▸ Exercise brief:
Return all lines in the material below that contain "grid".

▸ Data supplied:

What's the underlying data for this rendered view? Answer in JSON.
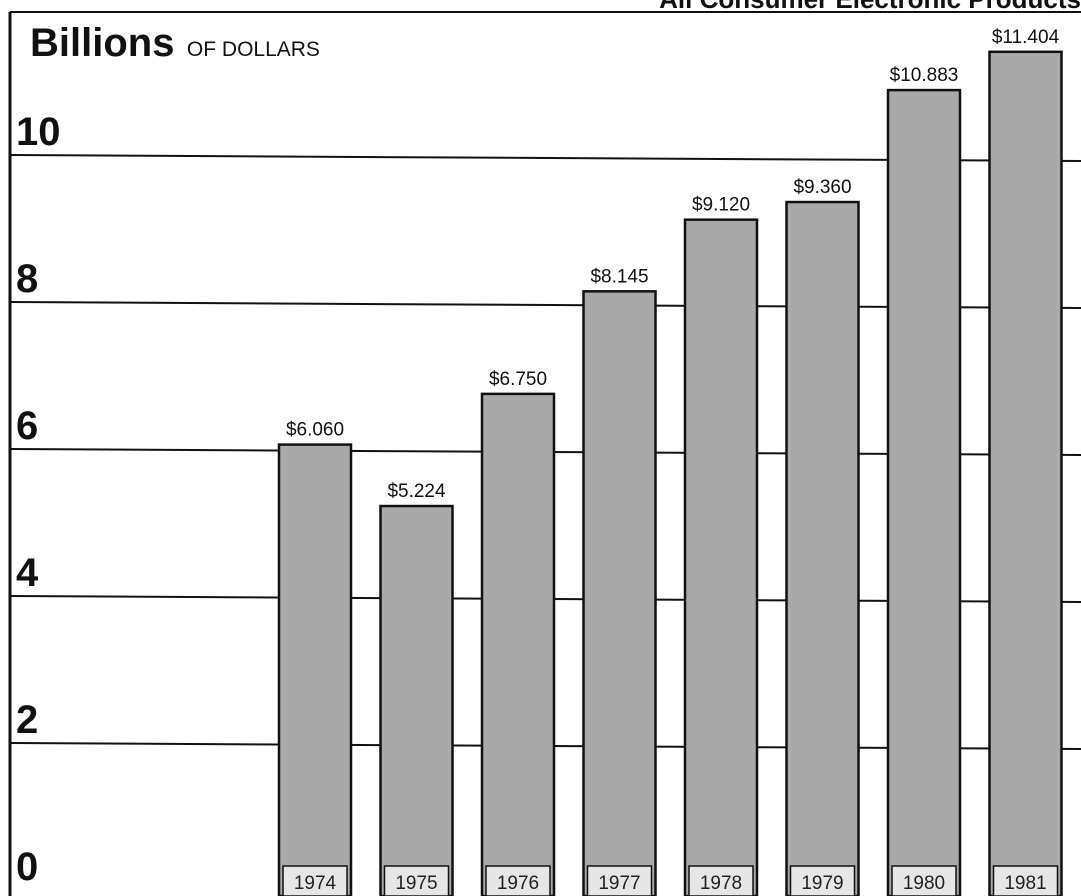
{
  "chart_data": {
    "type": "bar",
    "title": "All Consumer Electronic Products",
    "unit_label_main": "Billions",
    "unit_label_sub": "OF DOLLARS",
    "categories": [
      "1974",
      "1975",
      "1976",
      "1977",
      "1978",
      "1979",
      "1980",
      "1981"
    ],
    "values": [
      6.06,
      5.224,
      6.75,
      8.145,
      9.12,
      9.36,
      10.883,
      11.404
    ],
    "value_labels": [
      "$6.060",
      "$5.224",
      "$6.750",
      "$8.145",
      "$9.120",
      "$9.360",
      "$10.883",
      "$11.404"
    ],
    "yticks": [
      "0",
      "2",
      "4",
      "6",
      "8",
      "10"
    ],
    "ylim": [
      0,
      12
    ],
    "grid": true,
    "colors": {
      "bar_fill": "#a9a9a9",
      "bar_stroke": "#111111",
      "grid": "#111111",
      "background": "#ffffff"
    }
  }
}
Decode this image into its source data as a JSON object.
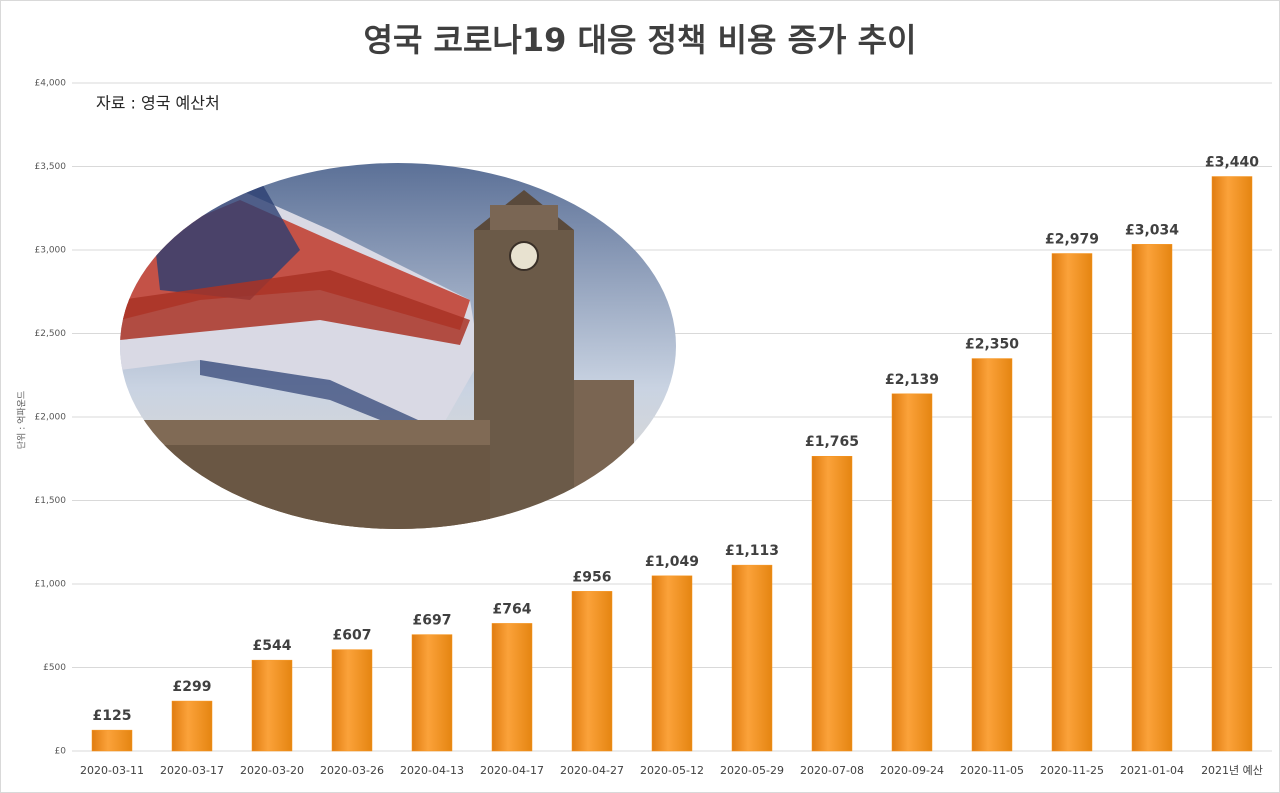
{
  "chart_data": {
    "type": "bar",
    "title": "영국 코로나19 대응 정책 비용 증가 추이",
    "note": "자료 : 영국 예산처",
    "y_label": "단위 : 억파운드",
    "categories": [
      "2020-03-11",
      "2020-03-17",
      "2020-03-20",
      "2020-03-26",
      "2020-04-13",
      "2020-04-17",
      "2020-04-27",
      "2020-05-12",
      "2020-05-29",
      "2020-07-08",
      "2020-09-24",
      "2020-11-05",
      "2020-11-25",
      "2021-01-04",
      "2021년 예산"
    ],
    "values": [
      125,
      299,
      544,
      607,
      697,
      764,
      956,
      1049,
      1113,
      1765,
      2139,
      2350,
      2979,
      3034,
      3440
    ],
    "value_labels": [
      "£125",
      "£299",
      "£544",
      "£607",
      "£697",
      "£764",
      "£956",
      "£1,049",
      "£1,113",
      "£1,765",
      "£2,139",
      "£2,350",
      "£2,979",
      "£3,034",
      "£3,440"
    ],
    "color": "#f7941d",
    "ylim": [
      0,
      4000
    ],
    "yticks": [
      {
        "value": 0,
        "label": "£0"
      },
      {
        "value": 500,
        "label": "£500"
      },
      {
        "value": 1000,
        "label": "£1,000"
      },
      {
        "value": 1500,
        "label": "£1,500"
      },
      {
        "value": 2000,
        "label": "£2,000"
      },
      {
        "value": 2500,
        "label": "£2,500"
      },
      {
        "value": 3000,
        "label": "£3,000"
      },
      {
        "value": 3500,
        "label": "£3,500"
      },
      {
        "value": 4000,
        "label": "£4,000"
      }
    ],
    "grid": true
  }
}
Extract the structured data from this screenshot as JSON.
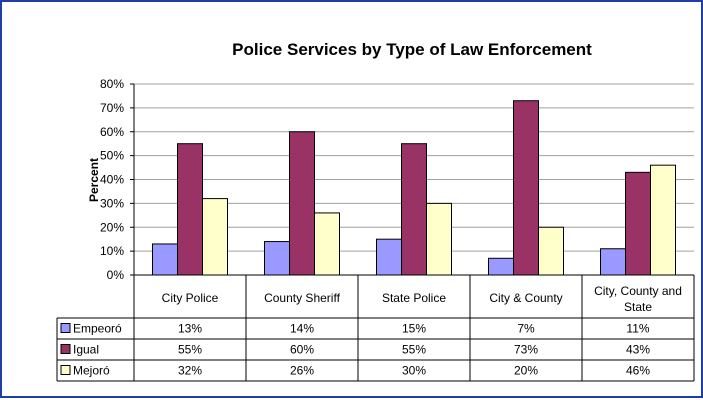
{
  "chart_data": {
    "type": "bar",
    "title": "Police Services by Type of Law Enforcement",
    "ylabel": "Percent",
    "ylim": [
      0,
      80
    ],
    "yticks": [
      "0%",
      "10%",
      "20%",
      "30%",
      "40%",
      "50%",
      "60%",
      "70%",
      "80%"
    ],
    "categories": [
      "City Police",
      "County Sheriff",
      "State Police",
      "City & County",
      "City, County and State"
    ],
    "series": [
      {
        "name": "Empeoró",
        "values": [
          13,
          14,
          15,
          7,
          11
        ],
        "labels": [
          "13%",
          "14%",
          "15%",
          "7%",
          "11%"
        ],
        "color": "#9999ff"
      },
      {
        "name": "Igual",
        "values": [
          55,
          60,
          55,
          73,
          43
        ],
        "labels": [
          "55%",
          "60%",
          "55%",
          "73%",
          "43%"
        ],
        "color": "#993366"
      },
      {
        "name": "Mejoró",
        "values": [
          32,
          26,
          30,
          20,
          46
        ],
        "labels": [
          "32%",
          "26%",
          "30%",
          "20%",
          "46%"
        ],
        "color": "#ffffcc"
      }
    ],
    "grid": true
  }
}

▸ Task solution:
    "grid": true,
      "grid": "#111111",
    "grid": true
    "grid": true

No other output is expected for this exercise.